## BEGIN Supplied records

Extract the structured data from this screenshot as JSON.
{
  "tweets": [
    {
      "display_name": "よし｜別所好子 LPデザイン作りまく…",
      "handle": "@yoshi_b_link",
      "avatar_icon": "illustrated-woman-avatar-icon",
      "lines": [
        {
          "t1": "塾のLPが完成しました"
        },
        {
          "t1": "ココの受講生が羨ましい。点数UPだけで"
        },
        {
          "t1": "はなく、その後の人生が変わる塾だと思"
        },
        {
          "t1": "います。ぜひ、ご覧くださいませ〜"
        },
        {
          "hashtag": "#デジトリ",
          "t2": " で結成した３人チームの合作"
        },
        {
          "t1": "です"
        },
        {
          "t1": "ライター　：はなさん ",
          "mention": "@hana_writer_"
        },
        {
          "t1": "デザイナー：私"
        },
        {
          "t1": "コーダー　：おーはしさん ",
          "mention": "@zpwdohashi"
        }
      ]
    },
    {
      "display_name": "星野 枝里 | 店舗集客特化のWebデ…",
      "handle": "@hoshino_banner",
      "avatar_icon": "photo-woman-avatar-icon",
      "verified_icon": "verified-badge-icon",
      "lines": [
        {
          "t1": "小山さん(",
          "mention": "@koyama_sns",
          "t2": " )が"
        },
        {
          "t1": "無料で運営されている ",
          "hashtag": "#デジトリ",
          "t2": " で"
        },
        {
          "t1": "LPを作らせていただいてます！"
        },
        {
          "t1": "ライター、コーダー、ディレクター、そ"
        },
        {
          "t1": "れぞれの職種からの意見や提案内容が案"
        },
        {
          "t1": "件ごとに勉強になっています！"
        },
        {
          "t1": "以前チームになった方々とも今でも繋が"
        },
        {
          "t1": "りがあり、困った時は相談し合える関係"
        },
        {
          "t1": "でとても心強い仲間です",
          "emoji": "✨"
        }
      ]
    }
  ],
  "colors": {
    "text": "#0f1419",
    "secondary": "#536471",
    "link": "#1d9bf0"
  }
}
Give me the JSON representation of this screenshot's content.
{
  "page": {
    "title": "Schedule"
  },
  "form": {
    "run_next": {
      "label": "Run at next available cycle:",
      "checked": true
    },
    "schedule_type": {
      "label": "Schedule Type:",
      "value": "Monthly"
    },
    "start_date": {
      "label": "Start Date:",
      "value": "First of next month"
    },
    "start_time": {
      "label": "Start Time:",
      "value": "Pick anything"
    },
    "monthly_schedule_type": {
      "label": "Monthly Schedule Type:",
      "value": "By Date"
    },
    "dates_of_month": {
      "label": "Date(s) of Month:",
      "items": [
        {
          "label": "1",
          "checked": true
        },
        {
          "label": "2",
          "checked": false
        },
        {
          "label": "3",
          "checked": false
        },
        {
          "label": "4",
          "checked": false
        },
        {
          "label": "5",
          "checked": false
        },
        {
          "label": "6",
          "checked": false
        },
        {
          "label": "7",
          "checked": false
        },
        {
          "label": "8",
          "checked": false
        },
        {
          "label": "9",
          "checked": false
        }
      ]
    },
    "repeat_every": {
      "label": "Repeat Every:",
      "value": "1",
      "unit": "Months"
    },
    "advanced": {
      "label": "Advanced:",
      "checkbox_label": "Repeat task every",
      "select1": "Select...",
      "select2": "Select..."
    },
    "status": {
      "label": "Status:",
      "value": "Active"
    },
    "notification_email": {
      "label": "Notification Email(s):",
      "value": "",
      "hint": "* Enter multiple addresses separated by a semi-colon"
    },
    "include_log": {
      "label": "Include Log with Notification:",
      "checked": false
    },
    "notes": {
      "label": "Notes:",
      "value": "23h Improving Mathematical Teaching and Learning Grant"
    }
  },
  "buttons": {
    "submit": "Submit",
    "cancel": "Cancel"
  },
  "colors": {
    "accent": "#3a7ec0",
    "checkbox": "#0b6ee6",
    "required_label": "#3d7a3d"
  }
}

## END Supplied records

*Short problem:* Return every line of the material exactly.

*Solved exercise:*
Extract the structured data from this screenshot as JSON.
{
  "tweets": [
    {
      "display_name": "よし｜別所好子 LPデザイン作りまく…",
      "handle": "@yoshi_b_link",
      "avatar_icon": "illustrated-woman-avatar-icon",
      "lines": [
        {
          "t1": "塾のLPが完成しました"
        },
        {
          "t1": "ココの受講生が羨ましい。点数UPだけで"
        },
        {
          "t1": "はなく、その後の人生が変わる塾だと思"
        },
        {
          "t1": "います。ぜひ、ご覧くださいませ〜"
        },
        {
          "hashtag": "#デジトリ",
          "t2": " で結成した３人チームの合作"
        },
        {
          "t1": "です"
        },
        {
          "t1": "ライター　：はなさん ",
          "mention": "@hana_writer_"
        },
        {
          "t1": "デザイナー：私"
        },
        {
          "t1": "コーダー　：おーはしさん ",
          "mention": "@zpwdohashi"
        }
      ]
    },
    {
      "display_name": "星野 枝里 | 店舗集客特化のWebデ…",
      "handle": "@hoshino_banner",
      "avatar_icon": "photo-woman-avatar-icon",
      "verified_icon": "verified-badge-icon",
      "lines": [
        {
          "t1": "小山さん(",
          "mention": "@koyama_sns",
          "t2": " )が"
        },
        {
          "t1": "無料で運営されている ",
          "hashtag": "#デジトリ",
          "t2": " で"
        },
        {
          "t1": "LPを作らせていただいてます！"
        },
        {
          "t1": "ライター、コーダー、ディレクター、そ"
        },
        {
          "t1": "れぞれの職種からの意見や提案内容が案"
        },
        {
          "t1": "件ごとに勉強になっています！"
        },
        {
          "t1": "以前チームになった方々とも今でも繋が"
        },
        {
          "t1": "りがあり、困った時は相談し合える関係"
        },
        {
          "t1": "でとても心強い仲間です",
          "emoji": "✨"
        }
      ]
    }
  ],
  "colors": {
    "text": "#0f1419",
    "secondary": "#536471",
    "link": "#1d9bf0"
  }
}
Give me the JSON representation of this screenshot's content.
{
  "page": {
    "title": "Schedule"
  },
  "form": {
    "run_next": {
      "label": "Run at next available cycle:",
      "checked": true
    },
    "schedule_type": {
      "label": "Schedule Type:",
      "value": "Monthly"
    },
    "start_date": {
      "label": "Start Date:",
      "value": "First of next month"
    },
    "start_time": {
      "label": "Start Time:",
      "value": "Pick anything"
    },
    "monthly_schedule_type": {
      "label": "Monthly Schedule Type:",
      "value": "By Date"
    },
    "dates_of_month": {
      "label": "Date(s) of Month:",
      "items": [
        {
          "label": "1",
          "checked": true
        },
        {
          "label": "2",
          "checked": false
        },
        {
          "label": "3",
          "checked": false
        },
        {
          "label": "4",
          "checked": false
        },
        {
          "label": "5",
          "checked": false
        },
        {
          "label": "6",
          "checked": false
        },
        {
          "label": "7",
          "checked": false
        },
        {
          "label": "8",
          "checked": false
        },
        {
          "label": "9",
          "checked": false
        }
      ]
    },
    "repeat_every": {
      "label": "Repeat Every:",
      "value": "1",
      "unit": "Months"
    },
    "advanced": {
      "label": "Advanced:",
      "checkbox_label": "Repeat task every",
      "select1": "Select...",
      "select2": "Select..."
    },
    "status": {
      "label": "Status:",
      "value": "Active"
    },
    "notification_email": {
      "label": "Notification Email(s):",
      "value": "",
      "hint": "* Enter multiple addresses separated by a semi-colon"
    },
    "include_log": {
      "label": "Include Log with Notification:",
      "checked": false
    },
    "notes": {
      "label": "Notes:",
      "value": "23h Improving Mathematical Teaching and Learning Grant"
    }
  },
  "buttons": {
    "submit": "Submit",
    "cancel": "Cancel"
  },
  "colors": {
    "accent": "#3a7ec0",
    "checkbox": "#0b6ee6",
    "required_label": "#3d7a3d"
  }
}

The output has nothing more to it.